→ Instruction
Print every line of the listing exactly, please.

→ Material

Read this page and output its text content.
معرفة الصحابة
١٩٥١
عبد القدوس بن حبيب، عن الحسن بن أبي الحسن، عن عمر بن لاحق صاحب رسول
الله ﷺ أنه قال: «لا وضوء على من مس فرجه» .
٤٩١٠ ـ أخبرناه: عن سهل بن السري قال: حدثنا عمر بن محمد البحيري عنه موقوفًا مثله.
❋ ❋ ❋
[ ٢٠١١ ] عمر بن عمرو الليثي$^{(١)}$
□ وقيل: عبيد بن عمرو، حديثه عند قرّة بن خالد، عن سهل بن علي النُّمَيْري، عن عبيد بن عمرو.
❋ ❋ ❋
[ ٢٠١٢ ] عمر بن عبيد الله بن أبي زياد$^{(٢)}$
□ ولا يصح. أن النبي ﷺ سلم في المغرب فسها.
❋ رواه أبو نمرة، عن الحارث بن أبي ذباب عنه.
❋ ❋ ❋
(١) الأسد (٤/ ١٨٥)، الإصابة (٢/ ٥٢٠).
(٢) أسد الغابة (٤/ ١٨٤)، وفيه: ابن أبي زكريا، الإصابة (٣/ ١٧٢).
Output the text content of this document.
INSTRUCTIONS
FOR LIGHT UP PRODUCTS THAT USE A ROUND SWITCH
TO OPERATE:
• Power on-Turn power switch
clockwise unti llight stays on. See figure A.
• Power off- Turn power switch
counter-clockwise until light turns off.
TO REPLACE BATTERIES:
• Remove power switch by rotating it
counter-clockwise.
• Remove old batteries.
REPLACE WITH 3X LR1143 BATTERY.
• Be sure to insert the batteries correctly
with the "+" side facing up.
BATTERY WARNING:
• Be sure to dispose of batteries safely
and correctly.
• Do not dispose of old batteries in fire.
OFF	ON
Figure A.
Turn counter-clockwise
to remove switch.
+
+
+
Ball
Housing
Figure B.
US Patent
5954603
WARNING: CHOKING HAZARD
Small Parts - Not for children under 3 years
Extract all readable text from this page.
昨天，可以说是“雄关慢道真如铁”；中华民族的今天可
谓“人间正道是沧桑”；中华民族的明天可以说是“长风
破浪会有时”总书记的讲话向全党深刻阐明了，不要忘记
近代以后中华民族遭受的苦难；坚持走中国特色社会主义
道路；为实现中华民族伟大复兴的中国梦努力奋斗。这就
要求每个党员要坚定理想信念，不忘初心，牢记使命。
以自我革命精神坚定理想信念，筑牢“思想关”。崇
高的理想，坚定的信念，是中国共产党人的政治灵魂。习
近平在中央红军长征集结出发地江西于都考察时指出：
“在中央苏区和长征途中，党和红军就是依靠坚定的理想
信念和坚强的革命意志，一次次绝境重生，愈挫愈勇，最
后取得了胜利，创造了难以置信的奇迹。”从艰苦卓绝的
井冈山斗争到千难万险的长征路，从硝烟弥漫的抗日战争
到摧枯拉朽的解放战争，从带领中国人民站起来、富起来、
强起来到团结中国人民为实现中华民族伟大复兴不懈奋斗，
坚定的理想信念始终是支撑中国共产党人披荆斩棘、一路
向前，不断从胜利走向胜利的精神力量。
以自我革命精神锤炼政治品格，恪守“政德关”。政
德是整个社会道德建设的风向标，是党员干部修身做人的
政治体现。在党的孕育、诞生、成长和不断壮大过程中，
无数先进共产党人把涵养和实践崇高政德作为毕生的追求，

→ Output for this exercise
Read this page and output its text content.
معرفة الصحابة
١٩٥١
عبد القدوس بن حبيب، عن الحسن بن أبي الحسن، عن عمر بن لاحق صاحب رسول
الله ﷺ أنه قال: «لا وضوء على من مس فرجه» .
٤٩١٠ ـ أخبرناه: عن سهل بن السري قال: حدثنا عمر بن محمد البحيري عنه موقوفًا مثله.
❋ ❋ ❋
[ ٢٠١١ ] عمر بن عمرو الليثي$^{(١)}$
□ وقيل: عبيد بن عمرو، حديثه عند قرّة بن خالد، عن سهل بن علي النُّمَيْري، عن عبيد بن عمرو.
❋ ❋ ❋
[ ٢٠١٢ ] عمر بن عبيد الله بن أبي زياد$^{(٢)}$
□ ولا يصح. أن النبي ﷺ سلم في المغرب فسها.
❋ رواه أبو نمرة، عن الحارث بن أبي ذباب عنه.
❋ ❋ ❋
(١) الأسد (٤/ ١٨٥)، الإصابة (٢/ ٥٢٠).
(٢) أسد الغابة (٤/ ١٨٤)، وفيه: ابن أبي زكريا، الإصابة (٣/ ١٧٢).
Output the text content of this document.
INSTRUCTIONS
FOR LIGHT UP PRODUCTS THAT USE A ROUND SWITCH
TO OPERATE:
• Power on-Turn power switch
clockwise unti llight stays on. See figure A.
• Power off- Turn power switch
counter-clockwise until light turns off.
TO REPLACE BATTERIES:
• Remove power switch by rotating it
counter-clockwise.
• Remove old batteries.
REPLACE WITH 3X LR1143 BATTERY.
• Be sure to insert the batteries correctly
with the "+" side facing up.
BATTERY WARNING:
• Be sure to dispose of batteries safely
and correctly.
• Do not dispose of old batteries in fire.
OFF	ON
Figure A.
Turn counter-clockwise
to remove switch.
+
+
+
Ball
Housing
Figure B.
US Patent
5954603
WARNING: CHOKING HAZARD
Small Parts - Not for children under 3 years
Extract all readable text from this page.
昨天，可以说是“雄关慢道真如铁”；中华民族的今天可
谓“人间正道是沧桑”；中华民族的明天可以说是“长风
破浪会有时”总书记的讲话向全党深刻阐明了，不要忘记
近代以后中华民族遭受的苦难；坚持走中国特色社会主义
道路；为实现中华民族伟大复兴的中国梦努力奋斗。这就
要求每个党员要坚定理想信念，不忘初心，牢记使命。
以自我革命精神坚定理想信念，筑牢“思想关”。崇
高的理想，坚定的信念，是中国共产党人的政治灵魂。习
近平在中央红军长征集结出发地江西于都考察时指出：
“在中央苏区和长征途中，党和红军就是依靠坚定的理想
信念和坚强的革命意志，一次次绝境重生，愈挫愈勇，最
后取得了胜利，创造了难以置信的奇迹。”从艰苦卓绝的
井冈山斗争到千难万险的长征路，从硝烟弥漫的抗日战争
到摧枯拉朽的解放战争，从带领中国人民站起来、富起来、
强起来到团结中国人民为实现中华民族伟大复兴不懈奋斗，
坚定的理想信念始终是支撑中国共产党人披荆斩棘、一路
向前，不断从胜利走向胜利的精神力量。
以自我革命精神锤炼政治品格，恪守“政德关”。政
德是整个社会道德建设的风向标，是党员干部修身做人的
政治体现。在党的孕育、诞生、成长和不断壮大过程中，
无数先进共产党人把涵养和实践崇高政德作为毕生的追求，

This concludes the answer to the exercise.